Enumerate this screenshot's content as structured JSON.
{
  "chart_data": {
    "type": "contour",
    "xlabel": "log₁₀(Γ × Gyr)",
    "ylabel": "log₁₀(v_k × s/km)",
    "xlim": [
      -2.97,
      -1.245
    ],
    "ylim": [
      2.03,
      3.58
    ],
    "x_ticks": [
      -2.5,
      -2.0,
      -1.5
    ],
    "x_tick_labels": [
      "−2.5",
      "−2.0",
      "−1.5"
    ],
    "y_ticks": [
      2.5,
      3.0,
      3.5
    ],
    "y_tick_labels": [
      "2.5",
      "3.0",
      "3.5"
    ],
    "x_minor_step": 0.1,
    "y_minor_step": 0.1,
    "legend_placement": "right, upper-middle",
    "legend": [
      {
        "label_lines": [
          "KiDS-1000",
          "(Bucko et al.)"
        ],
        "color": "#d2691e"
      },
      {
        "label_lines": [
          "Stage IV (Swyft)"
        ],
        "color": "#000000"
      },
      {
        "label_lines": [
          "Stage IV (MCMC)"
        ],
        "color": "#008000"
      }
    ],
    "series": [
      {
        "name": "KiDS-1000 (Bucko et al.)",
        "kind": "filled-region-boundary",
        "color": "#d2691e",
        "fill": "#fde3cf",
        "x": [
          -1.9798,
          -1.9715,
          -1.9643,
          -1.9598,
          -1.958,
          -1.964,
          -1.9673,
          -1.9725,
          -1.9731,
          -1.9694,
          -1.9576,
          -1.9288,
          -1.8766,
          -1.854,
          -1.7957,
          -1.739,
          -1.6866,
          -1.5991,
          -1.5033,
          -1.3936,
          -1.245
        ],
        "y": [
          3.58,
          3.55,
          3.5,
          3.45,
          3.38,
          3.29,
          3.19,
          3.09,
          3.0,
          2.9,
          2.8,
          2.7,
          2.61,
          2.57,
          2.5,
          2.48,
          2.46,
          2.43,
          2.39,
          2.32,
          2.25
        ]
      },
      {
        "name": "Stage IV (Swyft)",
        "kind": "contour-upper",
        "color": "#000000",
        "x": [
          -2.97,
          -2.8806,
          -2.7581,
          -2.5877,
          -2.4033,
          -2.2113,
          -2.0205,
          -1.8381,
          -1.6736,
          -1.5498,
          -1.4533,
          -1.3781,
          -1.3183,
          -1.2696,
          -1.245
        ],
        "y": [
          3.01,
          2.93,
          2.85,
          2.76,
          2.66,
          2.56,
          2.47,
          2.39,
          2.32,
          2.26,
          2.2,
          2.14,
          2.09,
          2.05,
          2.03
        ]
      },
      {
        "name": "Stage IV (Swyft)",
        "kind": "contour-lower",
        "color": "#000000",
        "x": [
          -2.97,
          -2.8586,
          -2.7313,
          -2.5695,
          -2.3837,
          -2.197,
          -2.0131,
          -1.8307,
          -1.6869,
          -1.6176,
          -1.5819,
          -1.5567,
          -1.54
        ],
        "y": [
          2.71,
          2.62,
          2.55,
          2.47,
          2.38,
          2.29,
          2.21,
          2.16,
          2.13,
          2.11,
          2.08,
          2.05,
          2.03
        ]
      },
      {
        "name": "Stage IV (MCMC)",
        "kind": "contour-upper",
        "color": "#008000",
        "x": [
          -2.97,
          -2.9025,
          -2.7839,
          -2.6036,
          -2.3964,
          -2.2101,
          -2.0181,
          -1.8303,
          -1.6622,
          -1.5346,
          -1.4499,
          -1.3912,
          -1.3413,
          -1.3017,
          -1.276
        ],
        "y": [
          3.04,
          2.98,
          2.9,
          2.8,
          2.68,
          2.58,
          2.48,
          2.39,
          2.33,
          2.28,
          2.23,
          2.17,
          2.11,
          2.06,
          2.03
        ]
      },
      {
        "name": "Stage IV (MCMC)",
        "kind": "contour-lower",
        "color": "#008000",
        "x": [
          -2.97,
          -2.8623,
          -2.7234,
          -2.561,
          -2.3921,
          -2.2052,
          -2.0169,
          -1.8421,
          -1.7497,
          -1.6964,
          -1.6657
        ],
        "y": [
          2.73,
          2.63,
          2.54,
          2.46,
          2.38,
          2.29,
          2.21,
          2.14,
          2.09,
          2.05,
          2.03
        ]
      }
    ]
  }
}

==================================================

#### GOAL:
Copy out every entry again, exactly as it was given.

#### SOLUTION TO THE EXERCISE:
Enumerate this screenshot's content as structured JSON.
{
  "chart_data": {
    "type": "contour",
    "xlabel": "log₁₀(Γ × Gyr)",
    "ylabel": "log₁₀(v_k × s/km)",
    "xlim": [
      -2.97,
      -1.245
    ],
    "ylim": [
      2.03,
      3.58
    ],
    "x_ticks": [
      -2.5,
      -2.0,
      -1.5
    ],
    "x_tick_labels": [
      "−2.5",
      "−2.0",
      "−1.5"
    ],
    "y_ticks": [
      2.5,
      3.0,
      3.5
    ],
    "y_tick_labels": [
      "2.5",
      "3.0",
      "3.5"
    ],
    "x_minor_step": 0.1,
    "y_minor_step": 0.1,
    "legend_placement": "right, upper-middle",
    "legend": [
      {
        "label_lines": [
          "KiDS-1000",
          "(Bucko et al.)"
        ],
        "color": "#d2691e"
      },
      {
        "label_lines": [
          "Stage IV (Swyft)"
        ],
        "color": "#000000"
      },
      {
        "label_lines": [
          "Stage IV (MCMC)"
        ],
        "color": "#008000"
      }
    ],
    "series": [
      {
        "name": "KiDS-1000 (Bucko et al.)",
        "kind": "filled-region-boundary",
        "color": "#d2691e",
        "fill": "#fde3cf",
        "x": [
          -1.9798,
          -1.9715,
          -1.9643,
          -1.9598,
          -1.958,
          -1.964,
          -1.9673,
          -1.9725,
          -1.9731,
          -1.9694,
          -1.9576,
          -1.9288,
          -1.8766,
          -1.854,
          -1.7957,
          -1.739,
          -1.6866,
          -1.5991,
          -1.5033,
          -1.3936,
          -1.245
        ],
        "y": [
          3.58,
          3.55,
          3.5,
          3.45,
          3.38,
          3.29,
          3.19,
          3.09,
          3.0,
          2.9,
          2.8,
          2.7,
          2.61,
          2.57,
          2.5,
          2.48,
          2.46,
          2.43,
          2.39,
          2.32,
          2.25
        ]
      },
      {
        "name": "Stage IV (Swyft)",
        "kind": "contour-upper",
        "color": "#000000",
        "x": [
          -2.97,
          -2.8806,
          -2.7581,
          -2.5877,
          -2.4033,
          -2.2113,
          -2.0205,
          -1.8381,
          -1.6736,
          -1.5498,
          -1.4533,
          -1.3781,
          -1.3183,
          -1.2696,
          -1.245
        ],
        "y": [
          3.01,
          2.93,
          2.85,
          2.76,
          2.66,
          2.56,
          2.47,
          2.39,
          2.32,
          2.26,
          2.2,
          2.14,
          2.09,
          2.05,
          2.03
        ]
      },
      {
        "name": "Stage IV (Swyft)",
        "kind": "contour-lower",
        "color": "#000000",
        "x": [
          -2.97,
          -2.8586,
          -2.7313,
          -2.5695,
          -2.3837,
          -2.197,
          -2.0131,
          -1.8307,
          -1.6869,
          -1.6176,
          -1.5819,
          -1.5567,
          -1.54
        ],
        "y": [
          2.71,
          2.62,
          2.55,
          2.47,
          2.38,
          2.29,
          2.21,
          2.16,
          2.13,
          2.11,
          2.08,
          2.05,
          2.03
        ]
      },
      {
        "name": "Stage IV (MCMC)",
        "kind": "contour-upper",
        "color": "#008000",
        "x": [
          -2.97,
          -2.9025,
          -2.7839,
          -2.6036,
          -2.3964,
          -2.2101,
          -2.0181,
          -1.8303,
          -1.6622,
          -1.5346,
          -1.4499,
          -1.3912,
          -1.3413,
          -1.3017,
          -1.276
        ],
        "y": [
          3.04,
          2.98,
          2.9,
          2.8,
          2.68,
          2.58,
          2.48,
          2.39,
          2.33,
          2.28,
          2.23,
          2.17,
          2.11,
          2.06,
          2.03
        ]
      },
      {
        "name": "Stage IV (MCMC)",
        "kind": "contour-lower",
        "color": "#008000",
        "x": [
          -2.97,
          -2.8623,
          -2.7234,
          -2.561,
          -2.3921,
          -2.2052,
          -2.0169,
          -1.8421,
          -1.7497,
          -1.6964,
          -1.6657
        ],
        "y": [
          2.73,
          2.63,
          2.54,
          2.46,
          2.38,
          2.29,
          2.21,
          2.14,
          2.09,
          2.05,
          2.03
        ]
      }
    ]
  }
}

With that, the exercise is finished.